* **Exercise materials**:
------------------------------------
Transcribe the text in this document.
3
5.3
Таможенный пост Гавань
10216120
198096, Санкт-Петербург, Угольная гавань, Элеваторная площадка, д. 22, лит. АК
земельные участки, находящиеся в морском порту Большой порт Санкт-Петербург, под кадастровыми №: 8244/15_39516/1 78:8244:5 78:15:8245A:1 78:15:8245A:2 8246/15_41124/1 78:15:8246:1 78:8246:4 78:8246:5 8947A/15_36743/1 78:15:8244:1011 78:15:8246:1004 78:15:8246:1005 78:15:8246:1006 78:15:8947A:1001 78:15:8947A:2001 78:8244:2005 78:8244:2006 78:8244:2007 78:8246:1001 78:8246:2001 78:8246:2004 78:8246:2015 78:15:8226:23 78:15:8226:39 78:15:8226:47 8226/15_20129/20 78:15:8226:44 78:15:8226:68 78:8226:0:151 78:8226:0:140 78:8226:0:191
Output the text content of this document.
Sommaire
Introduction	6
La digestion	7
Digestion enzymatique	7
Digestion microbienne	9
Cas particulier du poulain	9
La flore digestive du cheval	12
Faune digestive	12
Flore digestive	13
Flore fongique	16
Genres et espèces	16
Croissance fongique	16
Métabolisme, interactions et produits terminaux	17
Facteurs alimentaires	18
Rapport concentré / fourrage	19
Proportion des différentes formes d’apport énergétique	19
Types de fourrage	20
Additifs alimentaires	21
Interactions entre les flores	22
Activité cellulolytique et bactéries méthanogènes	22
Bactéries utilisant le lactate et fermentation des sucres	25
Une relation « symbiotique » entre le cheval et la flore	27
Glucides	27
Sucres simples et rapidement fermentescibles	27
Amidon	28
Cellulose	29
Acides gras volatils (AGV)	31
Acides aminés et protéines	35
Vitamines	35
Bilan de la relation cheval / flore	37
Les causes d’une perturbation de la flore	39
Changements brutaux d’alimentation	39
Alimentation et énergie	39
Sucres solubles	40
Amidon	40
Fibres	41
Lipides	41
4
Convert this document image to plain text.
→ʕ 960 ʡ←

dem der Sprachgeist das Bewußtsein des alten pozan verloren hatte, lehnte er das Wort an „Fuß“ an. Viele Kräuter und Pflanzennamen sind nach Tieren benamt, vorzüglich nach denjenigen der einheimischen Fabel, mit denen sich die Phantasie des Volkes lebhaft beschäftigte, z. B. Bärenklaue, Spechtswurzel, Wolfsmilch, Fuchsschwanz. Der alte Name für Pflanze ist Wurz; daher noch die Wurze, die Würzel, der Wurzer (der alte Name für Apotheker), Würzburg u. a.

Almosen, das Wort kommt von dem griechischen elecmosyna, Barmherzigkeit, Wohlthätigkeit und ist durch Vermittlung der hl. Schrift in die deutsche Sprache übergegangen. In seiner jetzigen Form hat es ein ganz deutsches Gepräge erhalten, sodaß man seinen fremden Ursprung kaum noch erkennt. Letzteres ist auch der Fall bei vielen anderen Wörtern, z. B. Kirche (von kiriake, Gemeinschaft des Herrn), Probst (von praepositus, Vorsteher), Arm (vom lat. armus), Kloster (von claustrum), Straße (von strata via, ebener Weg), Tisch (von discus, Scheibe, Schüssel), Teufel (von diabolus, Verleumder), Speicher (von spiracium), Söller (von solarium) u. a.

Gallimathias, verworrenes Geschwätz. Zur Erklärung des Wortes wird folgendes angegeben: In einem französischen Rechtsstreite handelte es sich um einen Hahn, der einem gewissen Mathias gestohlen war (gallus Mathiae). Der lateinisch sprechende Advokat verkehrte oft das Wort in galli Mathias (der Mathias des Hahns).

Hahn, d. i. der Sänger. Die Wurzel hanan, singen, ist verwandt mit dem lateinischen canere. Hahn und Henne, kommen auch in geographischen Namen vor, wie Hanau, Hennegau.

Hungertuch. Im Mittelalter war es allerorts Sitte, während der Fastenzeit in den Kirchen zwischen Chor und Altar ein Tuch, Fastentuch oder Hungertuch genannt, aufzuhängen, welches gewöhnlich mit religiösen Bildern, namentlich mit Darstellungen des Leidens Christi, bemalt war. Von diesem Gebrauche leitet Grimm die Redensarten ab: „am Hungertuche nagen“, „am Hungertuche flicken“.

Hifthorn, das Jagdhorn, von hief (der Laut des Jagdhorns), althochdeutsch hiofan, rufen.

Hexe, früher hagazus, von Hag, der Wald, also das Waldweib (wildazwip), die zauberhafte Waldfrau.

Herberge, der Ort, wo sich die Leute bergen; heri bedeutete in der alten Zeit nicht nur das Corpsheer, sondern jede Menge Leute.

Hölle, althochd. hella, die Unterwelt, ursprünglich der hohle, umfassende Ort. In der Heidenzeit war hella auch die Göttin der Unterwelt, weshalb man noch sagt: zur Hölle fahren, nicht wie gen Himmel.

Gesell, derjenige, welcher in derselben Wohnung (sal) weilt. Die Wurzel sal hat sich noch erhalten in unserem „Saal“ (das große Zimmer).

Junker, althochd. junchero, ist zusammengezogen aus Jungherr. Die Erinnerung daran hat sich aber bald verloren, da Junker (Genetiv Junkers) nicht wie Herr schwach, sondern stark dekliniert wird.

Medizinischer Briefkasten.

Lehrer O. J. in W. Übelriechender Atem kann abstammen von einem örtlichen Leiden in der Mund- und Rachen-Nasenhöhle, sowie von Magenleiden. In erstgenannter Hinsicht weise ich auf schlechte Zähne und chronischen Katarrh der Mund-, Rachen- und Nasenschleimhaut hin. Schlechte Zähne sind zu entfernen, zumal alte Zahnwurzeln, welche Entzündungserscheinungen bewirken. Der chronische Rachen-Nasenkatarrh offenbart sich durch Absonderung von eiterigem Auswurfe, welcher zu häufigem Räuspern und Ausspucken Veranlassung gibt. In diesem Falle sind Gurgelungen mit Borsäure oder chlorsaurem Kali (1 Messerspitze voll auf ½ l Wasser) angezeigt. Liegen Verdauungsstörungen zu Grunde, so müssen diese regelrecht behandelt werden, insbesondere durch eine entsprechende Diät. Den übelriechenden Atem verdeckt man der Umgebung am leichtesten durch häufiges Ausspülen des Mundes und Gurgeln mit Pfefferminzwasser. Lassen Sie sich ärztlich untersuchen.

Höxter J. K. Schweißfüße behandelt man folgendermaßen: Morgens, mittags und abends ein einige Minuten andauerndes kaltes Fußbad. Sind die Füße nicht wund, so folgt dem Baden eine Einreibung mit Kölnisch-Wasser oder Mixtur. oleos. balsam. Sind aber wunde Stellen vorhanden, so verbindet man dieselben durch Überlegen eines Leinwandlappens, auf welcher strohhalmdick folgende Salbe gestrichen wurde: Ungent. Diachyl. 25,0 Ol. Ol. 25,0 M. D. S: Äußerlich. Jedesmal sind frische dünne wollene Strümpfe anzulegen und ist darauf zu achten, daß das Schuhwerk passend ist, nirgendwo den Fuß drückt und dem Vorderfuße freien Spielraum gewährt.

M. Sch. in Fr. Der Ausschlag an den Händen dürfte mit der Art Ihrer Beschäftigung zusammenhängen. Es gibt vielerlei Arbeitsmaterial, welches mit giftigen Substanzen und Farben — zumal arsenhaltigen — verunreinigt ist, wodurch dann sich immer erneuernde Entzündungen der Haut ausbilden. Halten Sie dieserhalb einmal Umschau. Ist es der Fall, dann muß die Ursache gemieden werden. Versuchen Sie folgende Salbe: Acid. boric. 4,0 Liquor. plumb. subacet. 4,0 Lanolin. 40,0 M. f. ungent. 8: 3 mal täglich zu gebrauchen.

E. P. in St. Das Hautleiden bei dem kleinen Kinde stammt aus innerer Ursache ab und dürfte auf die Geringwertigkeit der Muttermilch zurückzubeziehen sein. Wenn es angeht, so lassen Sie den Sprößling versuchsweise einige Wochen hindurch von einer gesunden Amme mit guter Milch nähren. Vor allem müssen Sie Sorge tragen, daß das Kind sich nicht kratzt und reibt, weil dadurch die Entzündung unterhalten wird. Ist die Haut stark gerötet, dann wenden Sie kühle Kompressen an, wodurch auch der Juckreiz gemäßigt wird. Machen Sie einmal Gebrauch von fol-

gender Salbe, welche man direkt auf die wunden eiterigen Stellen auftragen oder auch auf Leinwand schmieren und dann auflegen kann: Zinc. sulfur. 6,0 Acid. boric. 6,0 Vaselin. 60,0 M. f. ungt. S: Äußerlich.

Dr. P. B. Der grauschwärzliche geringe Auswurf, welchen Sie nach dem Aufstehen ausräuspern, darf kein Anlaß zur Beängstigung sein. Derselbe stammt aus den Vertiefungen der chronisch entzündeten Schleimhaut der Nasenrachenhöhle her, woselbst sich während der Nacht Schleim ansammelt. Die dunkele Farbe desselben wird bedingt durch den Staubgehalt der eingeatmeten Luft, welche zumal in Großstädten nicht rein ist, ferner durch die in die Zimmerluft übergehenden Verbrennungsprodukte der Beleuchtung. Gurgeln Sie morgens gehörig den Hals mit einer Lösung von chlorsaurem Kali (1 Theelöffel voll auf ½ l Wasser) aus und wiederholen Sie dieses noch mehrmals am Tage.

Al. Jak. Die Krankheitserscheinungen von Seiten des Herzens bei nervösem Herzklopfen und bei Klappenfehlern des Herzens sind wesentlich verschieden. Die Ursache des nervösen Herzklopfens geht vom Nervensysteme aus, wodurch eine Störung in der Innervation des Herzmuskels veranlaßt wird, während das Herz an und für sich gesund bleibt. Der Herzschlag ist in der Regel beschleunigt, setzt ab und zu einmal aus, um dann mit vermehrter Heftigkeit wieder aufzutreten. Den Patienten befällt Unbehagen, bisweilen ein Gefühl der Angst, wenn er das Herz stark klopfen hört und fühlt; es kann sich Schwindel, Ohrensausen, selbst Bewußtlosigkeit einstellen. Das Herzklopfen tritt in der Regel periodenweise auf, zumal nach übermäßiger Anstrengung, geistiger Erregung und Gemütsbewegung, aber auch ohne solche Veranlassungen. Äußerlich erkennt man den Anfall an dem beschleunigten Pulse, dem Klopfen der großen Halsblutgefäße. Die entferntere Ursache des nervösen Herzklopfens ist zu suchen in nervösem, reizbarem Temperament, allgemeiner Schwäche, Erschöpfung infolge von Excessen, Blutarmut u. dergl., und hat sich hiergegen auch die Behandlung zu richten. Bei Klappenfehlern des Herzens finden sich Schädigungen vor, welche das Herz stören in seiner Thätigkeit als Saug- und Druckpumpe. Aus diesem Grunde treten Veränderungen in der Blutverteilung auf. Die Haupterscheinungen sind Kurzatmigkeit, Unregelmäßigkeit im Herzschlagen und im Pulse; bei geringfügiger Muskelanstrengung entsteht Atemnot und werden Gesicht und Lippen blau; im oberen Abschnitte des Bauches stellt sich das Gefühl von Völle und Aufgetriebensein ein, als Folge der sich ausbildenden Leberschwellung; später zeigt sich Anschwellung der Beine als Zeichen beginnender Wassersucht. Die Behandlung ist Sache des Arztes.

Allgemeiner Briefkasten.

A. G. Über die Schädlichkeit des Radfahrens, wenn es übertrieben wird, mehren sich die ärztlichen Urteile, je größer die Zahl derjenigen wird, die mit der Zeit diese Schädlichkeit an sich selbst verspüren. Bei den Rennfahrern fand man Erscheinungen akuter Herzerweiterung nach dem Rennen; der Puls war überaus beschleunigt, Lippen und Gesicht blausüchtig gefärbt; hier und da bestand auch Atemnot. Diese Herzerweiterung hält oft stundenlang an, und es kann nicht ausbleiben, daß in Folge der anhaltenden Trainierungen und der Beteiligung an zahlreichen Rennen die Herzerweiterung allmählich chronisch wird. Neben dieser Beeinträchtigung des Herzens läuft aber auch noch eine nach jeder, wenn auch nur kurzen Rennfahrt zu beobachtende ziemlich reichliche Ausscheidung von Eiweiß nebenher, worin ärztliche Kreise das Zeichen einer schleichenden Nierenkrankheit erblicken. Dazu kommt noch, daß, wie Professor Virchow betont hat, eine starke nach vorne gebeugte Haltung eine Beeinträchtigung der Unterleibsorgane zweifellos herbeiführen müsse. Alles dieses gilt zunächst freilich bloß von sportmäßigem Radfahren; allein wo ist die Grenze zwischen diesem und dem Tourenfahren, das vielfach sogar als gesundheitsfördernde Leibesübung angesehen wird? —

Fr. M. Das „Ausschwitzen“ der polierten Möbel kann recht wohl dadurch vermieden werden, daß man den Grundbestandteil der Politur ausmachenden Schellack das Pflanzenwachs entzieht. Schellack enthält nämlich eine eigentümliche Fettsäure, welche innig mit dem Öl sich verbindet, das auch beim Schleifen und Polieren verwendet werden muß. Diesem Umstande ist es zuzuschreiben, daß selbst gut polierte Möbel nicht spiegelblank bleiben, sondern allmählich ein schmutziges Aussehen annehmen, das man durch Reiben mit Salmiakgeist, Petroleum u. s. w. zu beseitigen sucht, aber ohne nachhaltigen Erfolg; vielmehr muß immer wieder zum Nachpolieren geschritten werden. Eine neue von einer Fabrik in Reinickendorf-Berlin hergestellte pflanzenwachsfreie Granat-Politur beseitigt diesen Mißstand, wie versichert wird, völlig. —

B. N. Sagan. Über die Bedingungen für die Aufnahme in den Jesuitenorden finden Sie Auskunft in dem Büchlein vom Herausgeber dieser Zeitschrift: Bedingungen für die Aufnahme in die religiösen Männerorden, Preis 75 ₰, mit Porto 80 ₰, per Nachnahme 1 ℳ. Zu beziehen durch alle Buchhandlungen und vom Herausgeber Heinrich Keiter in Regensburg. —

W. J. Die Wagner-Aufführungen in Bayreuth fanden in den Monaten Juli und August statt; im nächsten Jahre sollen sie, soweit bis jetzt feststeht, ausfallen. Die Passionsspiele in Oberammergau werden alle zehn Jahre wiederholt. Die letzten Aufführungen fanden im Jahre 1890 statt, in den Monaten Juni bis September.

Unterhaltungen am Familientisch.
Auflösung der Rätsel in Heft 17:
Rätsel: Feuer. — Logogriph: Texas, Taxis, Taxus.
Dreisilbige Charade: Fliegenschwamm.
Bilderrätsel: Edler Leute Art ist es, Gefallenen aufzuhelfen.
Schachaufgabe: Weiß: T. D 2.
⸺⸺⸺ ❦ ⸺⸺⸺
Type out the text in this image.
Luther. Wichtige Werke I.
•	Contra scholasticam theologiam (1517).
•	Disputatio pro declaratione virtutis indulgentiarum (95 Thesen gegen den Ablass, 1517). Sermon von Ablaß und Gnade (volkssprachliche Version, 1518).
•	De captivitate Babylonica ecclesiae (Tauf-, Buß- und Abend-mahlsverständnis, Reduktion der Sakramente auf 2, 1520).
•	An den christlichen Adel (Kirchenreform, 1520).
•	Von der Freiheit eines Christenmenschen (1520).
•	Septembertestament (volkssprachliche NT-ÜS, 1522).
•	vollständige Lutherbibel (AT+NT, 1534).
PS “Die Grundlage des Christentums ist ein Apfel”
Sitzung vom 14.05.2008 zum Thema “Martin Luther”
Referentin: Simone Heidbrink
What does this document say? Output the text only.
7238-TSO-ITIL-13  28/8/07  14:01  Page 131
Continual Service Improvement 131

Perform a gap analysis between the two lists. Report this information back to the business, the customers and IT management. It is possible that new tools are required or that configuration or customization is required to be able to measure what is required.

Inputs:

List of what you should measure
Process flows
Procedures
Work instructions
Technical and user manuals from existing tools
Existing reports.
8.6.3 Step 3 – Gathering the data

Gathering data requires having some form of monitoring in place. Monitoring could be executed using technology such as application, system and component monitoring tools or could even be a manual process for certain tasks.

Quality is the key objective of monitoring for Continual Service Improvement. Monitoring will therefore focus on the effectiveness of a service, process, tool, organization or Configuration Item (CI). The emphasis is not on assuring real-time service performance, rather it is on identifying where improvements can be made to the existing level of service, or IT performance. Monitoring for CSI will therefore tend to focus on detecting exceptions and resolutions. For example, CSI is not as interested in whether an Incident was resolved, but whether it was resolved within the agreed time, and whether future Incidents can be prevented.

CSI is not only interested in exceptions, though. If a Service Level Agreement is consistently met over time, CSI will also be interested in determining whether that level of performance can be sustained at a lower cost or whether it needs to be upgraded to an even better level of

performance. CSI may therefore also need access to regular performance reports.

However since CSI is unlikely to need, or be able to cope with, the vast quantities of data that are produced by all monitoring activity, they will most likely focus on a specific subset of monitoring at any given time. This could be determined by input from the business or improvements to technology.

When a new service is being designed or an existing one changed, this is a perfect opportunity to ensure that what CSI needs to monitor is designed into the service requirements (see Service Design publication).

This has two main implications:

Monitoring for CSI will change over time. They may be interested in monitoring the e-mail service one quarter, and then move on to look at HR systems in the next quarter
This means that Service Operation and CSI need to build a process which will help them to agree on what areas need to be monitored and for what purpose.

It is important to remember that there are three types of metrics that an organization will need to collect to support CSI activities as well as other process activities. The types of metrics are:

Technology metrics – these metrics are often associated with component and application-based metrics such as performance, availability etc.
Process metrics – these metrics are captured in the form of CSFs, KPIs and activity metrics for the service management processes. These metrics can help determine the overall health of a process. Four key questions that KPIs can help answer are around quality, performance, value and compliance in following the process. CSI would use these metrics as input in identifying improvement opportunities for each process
------------------------------------
* **Work to complete**:
Tally the lines of the listing that include "could". Reply with nothing but the count.

* **Complete response**:
2